(Layout coordinate data)
— BEGIN —
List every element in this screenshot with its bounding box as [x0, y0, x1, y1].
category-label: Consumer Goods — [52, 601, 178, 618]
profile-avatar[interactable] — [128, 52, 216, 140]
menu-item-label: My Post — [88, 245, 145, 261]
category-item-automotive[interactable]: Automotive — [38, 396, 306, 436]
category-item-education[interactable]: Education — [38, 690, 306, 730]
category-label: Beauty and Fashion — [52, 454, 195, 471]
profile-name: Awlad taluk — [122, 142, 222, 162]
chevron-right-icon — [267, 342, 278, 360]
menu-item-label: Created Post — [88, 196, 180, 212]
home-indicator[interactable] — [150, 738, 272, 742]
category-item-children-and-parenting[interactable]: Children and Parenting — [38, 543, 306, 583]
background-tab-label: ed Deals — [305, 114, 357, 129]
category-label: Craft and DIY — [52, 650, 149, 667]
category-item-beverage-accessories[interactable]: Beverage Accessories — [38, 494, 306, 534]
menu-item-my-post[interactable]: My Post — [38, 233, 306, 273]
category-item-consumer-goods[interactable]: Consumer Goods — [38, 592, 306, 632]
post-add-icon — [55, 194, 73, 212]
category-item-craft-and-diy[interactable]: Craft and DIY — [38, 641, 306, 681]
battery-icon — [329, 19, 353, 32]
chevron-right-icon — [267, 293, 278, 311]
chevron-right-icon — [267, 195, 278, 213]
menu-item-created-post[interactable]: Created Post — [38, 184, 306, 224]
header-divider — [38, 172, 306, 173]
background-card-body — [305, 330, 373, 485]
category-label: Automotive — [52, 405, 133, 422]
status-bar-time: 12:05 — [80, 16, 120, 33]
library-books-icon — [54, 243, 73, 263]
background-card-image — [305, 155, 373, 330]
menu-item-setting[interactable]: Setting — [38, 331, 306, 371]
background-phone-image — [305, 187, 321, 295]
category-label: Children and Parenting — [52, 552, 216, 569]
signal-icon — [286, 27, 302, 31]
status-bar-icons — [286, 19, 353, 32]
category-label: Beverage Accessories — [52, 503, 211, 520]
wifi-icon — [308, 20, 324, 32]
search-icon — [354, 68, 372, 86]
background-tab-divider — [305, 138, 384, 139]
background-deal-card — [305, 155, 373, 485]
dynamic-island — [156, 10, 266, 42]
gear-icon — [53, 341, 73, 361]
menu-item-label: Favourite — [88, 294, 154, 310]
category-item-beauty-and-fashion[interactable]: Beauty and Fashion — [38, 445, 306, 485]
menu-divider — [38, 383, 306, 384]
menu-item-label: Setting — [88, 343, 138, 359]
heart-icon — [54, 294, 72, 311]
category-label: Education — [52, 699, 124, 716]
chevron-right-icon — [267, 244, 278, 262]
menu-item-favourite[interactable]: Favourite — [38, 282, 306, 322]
— END —
# WHAT THE TASK REQUIRES:
Copy the records from the beginning up to and including the line containing "chevron-right-icon — [267, 342, 278, 360]", substituting "My Posts" for "My Post" and keeping everything else the same.

# THE REPLY:
List every element in this screenshot with its bounding box as [x0, y0, x1, y1].
category-label: Consumer Goods — [52, 601, 178, 618]
profile-avatar[interactable] — [128, 52, 216, 140]
menu-item-label: My Posts — [88, 245, 145, 261]
category-item-automotive[interactable]: Automotive — [38, 396, 306, 436]
category-item-education[interactable]: Education — [38, 690, 306, 730]
category-label: Beauty and Fashion — [52, 454, 195, 471]
profile-name: Awlad taluk — [122, 142, 222, 162]
chevron-right-icon — [267, 342, 278, 360]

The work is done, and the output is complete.